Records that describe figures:
----
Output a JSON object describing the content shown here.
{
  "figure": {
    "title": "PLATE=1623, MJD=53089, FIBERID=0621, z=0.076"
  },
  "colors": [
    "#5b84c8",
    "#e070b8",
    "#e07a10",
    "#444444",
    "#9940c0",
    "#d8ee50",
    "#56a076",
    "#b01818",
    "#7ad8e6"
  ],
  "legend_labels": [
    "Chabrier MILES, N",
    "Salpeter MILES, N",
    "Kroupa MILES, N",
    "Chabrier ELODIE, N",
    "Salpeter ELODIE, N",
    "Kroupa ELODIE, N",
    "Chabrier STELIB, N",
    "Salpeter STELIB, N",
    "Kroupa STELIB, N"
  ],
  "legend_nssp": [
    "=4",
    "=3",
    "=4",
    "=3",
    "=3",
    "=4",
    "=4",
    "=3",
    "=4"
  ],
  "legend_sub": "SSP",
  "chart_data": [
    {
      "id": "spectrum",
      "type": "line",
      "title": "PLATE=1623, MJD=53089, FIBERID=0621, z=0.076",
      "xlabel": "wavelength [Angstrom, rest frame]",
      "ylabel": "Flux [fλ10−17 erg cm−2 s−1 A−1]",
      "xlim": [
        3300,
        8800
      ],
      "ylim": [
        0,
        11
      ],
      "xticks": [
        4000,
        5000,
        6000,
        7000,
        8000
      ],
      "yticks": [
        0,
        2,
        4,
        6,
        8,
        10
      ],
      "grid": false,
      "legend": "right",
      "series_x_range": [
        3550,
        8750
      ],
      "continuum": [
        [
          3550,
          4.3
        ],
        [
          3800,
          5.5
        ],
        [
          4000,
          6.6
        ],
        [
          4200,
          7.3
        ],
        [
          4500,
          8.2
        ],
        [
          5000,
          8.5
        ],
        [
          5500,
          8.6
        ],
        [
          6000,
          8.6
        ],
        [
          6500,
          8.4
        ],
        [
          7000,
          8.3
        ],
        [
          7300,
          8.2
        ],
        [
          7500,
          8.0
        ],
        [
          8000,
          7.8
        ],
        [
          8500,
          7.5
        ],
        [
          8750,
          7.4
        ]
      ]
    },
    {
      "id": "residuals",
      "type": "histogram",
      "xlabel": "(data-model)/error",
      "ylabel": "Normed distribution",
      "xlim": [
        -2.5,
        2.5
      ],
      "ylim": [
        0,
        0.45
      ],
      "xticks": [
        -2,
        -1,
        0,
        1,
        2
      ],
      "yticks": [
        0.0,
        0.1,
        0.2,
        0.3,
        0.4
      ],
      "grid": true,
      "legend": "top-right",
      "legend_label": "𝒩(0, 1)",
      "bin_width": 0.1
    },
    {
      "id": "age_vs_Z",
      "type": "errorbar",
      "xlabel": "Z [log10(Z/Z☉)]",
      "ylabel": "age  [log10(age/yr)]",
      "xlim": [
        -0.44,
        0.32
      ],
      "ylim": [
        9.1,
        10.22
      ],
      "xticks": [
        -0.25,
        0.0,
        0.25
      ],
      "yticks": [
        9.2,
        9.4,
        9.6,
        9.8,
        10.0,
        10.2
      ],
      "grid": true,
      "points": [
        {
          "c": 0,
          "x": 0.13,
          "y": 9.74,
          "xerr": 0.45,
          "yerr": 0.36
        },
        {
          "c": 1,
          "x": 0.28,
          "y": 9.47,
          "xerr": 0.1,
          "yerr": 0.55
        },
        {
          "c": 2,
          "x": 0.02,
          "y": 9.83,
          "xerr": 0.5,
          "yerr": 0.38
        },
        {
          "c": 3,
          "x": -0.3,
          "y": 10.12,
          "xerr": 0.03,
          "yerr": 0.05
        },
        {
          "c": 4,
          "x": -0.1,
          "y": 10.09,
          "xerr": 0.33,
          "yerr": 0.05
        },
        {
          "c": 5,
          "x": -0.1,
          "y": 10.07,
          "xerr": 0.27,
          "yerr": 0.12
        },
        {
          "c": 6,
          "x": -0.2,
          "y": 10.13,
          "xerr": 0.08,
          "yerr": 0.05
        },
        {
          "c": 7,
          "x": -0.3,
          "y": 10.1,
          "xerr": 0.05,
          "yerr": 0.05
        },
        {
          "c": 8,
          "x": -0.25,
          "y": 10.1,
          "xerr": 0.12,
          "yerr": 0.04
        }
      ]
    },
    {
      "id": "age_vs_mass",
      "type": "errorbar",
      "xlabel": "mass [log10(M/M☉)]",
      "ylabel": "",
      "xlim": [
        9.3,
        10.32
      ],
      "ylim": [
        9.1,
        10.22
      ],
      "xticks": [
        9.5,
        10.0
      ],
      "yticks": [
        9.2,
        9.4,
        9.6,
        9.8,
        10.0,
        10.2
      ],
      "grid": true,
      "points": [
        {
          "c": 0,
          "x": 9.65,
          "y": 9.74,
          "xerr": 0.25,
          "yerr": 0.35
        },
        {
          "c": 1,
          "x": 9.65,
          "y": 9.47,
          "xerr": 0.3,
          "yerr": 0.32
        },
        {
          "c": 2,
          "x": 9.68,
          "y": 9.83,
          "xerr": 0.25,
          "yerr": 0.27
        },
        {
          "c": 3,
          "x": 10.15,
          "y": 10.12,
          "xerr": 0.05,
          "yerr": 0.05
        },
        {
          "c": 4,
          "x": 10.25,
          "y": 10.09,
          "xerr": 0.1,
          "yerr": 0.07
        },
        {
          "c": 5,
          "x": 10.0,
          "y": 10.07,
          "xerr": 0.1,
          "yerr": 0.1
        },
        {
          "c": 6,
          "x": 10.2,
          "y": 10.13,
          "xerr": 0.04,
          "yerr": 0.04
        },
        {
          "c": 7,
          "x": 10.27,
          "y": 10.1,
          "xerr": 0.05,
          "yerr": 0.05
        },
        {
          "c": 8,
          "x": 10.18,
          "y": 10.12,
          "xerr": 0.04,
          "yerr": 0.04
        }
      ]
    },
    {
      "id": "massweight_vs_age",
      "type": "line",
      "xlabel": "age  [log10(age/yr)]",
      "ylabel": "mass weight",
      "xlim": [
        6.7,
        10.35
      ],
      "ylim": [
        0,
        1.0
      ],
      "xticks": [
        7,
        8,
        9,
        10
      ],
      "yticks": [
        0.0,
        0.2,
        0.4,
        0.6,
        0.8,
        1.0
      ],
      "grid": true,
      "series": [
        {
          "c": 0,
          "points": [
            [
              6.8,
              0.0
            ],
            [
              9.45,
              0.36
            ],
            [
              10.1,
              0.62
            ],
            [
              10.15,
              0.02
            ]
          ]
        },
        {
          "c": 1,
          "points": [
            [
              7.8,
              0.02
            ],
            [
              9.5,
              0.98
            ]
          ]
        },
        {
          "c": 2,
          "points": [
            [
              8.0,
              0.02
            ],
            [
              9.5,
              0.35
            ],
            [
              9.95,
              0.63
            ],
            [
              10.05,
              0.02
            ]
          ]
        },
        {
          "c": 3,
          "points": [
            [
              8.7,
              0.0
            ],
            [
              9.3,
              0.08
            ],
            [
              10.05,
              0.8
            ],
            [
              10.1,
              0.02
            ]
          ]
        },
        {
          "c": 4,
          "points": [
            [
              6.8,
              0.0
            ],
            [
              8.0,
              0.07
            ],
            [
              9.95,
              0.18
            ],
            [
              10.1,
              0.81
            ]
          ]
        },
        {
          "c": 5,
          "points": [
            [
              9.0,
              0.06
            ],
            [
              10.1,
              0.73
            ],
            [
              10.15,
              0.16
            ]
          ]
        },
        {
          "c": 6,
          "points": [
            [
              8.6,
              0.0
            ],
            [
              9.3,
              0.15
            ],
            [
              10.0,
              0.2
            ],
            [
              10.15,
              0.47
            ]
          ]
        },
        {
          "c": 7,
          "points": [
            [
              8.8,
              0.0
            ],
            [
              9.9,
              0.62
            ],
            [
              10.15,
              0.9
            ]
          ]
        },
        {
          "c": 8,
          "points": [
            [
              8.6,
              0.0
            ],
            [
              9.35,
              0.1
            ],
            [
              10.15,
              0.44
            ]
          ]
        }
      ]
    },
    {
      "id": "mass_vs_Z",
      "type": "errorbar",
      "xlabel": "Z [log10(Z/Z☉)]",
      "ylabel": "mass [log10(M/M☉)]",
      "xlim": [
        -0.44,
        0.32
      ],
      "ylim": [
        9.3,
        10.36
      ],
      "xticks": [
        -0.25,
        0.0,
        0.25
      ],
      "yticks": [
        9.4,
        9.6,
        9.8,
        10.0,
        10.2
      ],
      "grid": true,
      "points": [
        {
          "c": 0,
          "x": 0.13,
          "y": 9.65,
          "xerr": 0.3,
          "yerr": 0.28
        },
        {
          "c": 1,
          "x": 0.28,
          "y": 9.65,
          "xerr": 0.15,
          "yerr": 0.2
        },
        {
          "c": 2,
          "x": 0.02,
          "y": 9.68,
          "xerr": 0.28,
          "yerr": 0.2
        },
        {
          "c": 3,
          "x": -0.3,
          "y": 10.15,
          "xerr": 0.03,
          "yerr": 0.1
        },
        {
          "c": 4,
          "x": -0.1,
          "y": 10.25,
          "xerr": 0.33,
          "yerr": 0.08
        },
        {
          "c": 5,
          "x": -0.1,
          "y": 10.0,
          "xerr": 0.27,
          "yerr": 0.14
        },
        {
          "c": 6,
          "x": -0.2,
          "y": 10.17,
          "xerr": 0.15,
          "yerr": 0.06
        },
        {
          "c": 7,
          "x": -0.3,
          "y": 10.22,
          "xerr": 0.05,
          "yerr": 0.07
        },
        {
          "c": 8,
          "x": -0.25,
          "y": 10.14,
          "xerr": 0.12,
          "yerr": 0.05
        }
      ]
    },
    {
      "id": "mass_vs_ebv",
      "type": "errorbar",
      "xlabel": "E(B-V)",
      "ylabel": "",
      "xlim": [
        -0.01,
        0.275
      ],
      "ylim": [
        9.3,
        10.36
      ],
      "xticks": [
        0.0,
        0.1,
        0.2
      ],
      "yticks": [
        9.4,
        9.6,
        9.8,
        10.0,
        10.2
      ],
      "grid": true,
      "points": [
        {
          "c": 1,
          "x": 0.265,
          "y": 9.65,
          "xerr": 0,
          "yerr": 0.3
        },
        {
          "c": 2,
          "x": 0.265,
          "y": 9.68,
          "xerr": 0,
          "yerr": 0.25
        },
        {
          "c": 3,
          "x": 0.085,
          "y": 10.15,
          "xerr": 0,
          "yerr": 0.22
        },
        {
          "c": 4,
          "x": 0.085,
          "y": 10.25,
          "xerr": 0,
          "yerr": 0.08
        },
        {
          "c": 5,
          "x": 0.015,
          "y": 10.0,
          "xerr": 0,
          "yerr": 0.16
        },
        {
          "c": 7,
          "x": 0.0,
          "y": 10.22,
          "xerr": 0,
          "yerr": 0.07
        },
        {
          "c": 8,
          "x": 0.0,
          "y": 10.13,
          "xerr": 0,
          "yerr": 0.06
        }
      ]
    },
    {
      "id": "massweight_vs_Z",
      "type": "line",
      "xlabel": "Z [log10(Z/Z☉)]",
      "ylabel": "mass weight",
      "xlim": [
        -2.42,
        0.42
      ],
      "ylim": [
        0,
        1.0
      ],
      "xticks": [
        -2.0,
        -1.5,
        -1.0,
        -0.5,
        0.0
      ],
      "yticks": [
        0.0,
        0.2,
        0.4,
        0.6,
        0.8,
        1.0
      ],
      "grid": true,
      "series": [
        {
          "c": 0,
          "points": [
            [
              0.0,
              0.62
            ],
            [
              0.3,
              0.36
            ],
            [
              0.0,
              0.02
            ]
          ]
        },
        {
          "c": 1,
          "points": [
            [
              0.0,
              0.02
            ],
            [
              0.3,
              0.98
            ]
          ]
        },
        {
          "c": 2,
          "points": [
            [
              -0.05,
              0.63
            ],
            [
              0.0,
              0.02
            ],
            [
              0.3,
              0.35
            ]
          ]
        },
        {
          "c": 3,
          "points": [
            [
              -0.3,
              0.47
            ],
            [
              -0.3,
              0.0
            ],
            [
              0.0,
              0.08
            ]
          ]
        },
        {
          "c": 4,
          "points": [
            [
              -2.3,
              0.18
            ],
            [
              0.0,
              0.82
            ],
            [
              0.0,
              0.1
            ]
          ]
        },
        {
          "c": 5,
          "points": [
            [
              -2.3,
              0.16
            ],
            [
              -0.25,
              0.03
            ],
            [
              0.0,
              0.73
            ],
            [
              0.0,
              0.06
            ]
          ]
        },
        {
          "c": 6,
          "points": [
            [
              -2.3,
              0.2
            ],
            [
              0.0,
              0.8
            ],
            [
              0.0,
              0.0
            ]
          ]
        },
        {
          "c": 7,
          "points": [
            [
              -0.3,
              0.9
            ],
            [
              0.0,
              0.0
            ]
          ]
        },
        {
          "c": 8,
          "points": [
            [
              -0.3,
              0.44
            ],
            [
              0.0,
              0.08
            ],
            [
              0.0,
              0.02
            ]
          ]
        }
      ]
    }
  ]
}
----
▶ Task directions: Return the lines of the records that include the string "Salpeter".

▶ Written answer:
    "Salpeter MILES, N",
    "Salpeter ELODIE, N",
    "Salpeter STELIB, N",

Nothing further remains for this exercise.